> [WHAT YOU SHOULD DO]: Output every entry exactly as written, skipping any pictures.

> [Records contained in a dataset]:
_ _ _ _

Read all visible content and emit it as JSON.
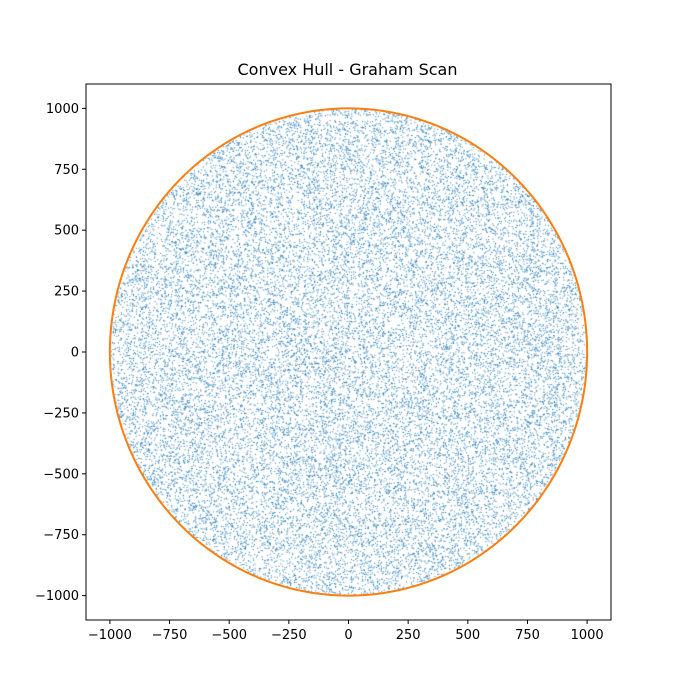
{
  "chart_data": {
    "type": "scatter",
    "title": "Convex Hull - Graham Scan",
    "xlabel": "",
    "ylabel": "",
    "xlim": [
      -1100,
      1100
    ],
    "ylim": [
      -1100,
      1100
    ],
    "xticks": [
      -1000,
      -750,
      -500,
      -250,
      0,
      250,
      500,
      750,
      1000
    ],
    "yticks": [
      -1000,
      -750,
      -500,
      -250,
      0,
      250,
      500,
      750,
      1000
    ],
    "xtick_labels": [
      "−1000",
      "−750",
      "−500",
      "−250",
      "0",
      "250",
      "500",
      "750",
      "1000"
    ],
    "ytick_labels": [
      "−1000",
      "−750",
      "−500",
      "−250",
      "0",
      "250",
      "500",
      "750",
      "1000"
    ],
    "grid": false,
    "legend": "none",
    "series": [
      {
        "kind": "points",
        "distribution": "uniform-disk",
        "center": [
          0,
          0
        ],
        "radius": 1000,
        "color": "#1f77b4"
      },
      {
        "kind": "hull-line",
        "color": "#ff7f0e",
        "x": [
          1000,
          966,
          866,
          707,
          500,
          259,
          0,
          -259,
          -500,
          -707,
          -866,
          -966,
          -1000,
          -966,
          -866,
          -707,
          -500,
          -259,
          0,
          259,
          500,
          707,
          866,
          966,
          1000
        ],
        "y": [
          0,
          259,
          500,
          707,
          866,
          966,
          1000,
          966,
          866,
          707,
          500,
          259,
          0,
          -259,
          -500,
          -707,
          -866,
          -966,
          -1000,
          -966,
          -866,
          -707,
          -500,
          -259,
          0
        ]
      }
    ]
  }
}
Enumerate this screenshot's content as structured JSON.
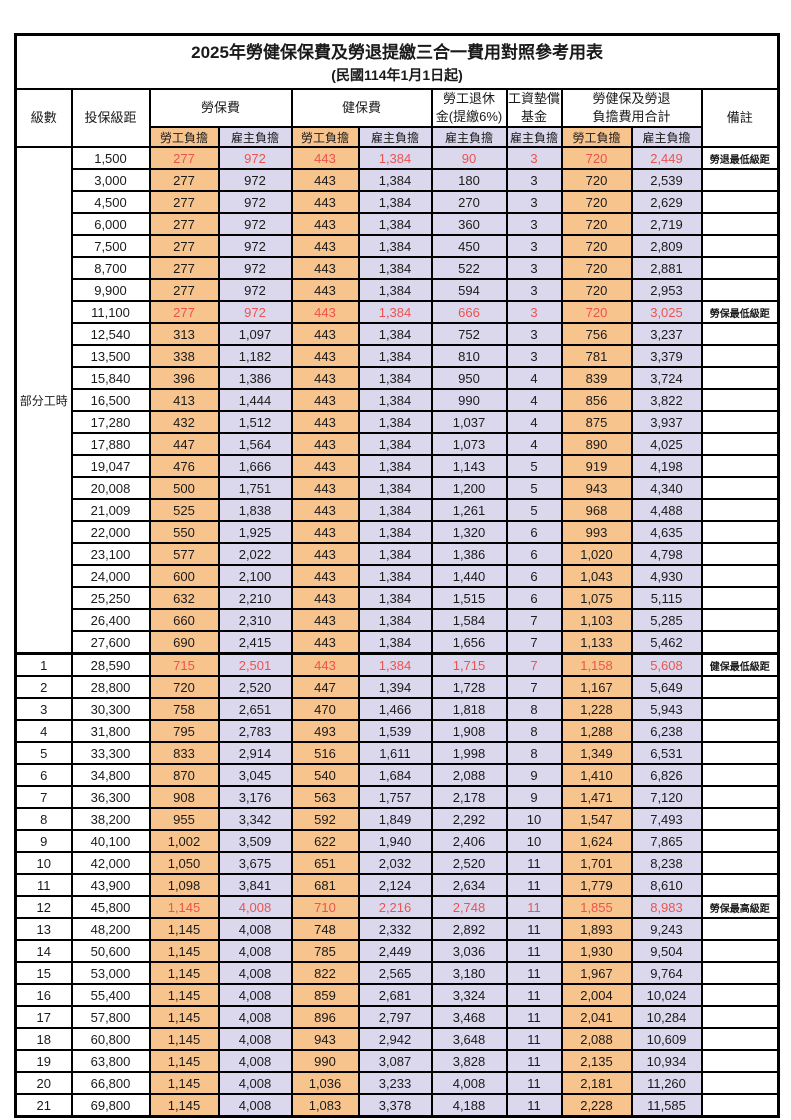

_ _ _ _

> [ANSWER TO THE TASK]:
Read all visible content and emit it as JSON.
{
  "chart_data": {
    "type": "scatter",
    "title": "Convex Hull - Graham Scan",
    "xlabel": "",
    "ylabel": "",
    "xlim": [
      -1100,
      1100
    ],
    "ylim": [
      -1100,
      1100
    ],
    "xticks": [
      -1000,
      -750,
      -500,
      -250,
      0,
      250,
      500,
      750,
      1000
    ],
    "yticks": [
      -1000,
      -750,
      -500,
      -250,
      0,
      250,
      500,
      750,
      1000
    ],
    "xtick_labels": [
      "−1000",
      "−750",
      "−500",
      "−250",
      "0",
      "250",
      "500",
      "750",
      "1000"
    ],
    "ytick_labels": [
      "−1000",
      "−750",
      "−500",
      "−250",
      "0",
      "250",
      "500",
      "750",
      "1000"
    ],
    "grid": false,
    "legend": "none",
    "series": [
      {
        "kind": "points",
        "distribution": "uniform-disk",
        "center": [
          0,
          0
        ],
        "radius": 1000,
        "color": "#1f77b4"
      },
      {
        "kind": "hull-line",
        "color": "#ff7f0e",
        "x": [
          1000,
          966,
          866,
          707,
          500,
          259,
          0,
          -259,
          -500,
          -707,
          -866,
          -966,
          -1000,
          -966,
          -866,
          -707,
          -500,
          -259,
          0,
          259,
          500,
          707,
          866,
          966,
          1000
        ],
        "y": [
          0,
          259,
          500,
          707,
          866,
          966,
          1000,
          966,
          866,
          707,
          500,
          259,
          0,
          -259,
          -500,
          -707,
          -866,
          -966,
          -1000,
          -966,
          -866,
          -707,
          -500,
          -259,
          0
        ]
      }
    ]
  }
}
Enumerate this screenshot's content as structured JSON.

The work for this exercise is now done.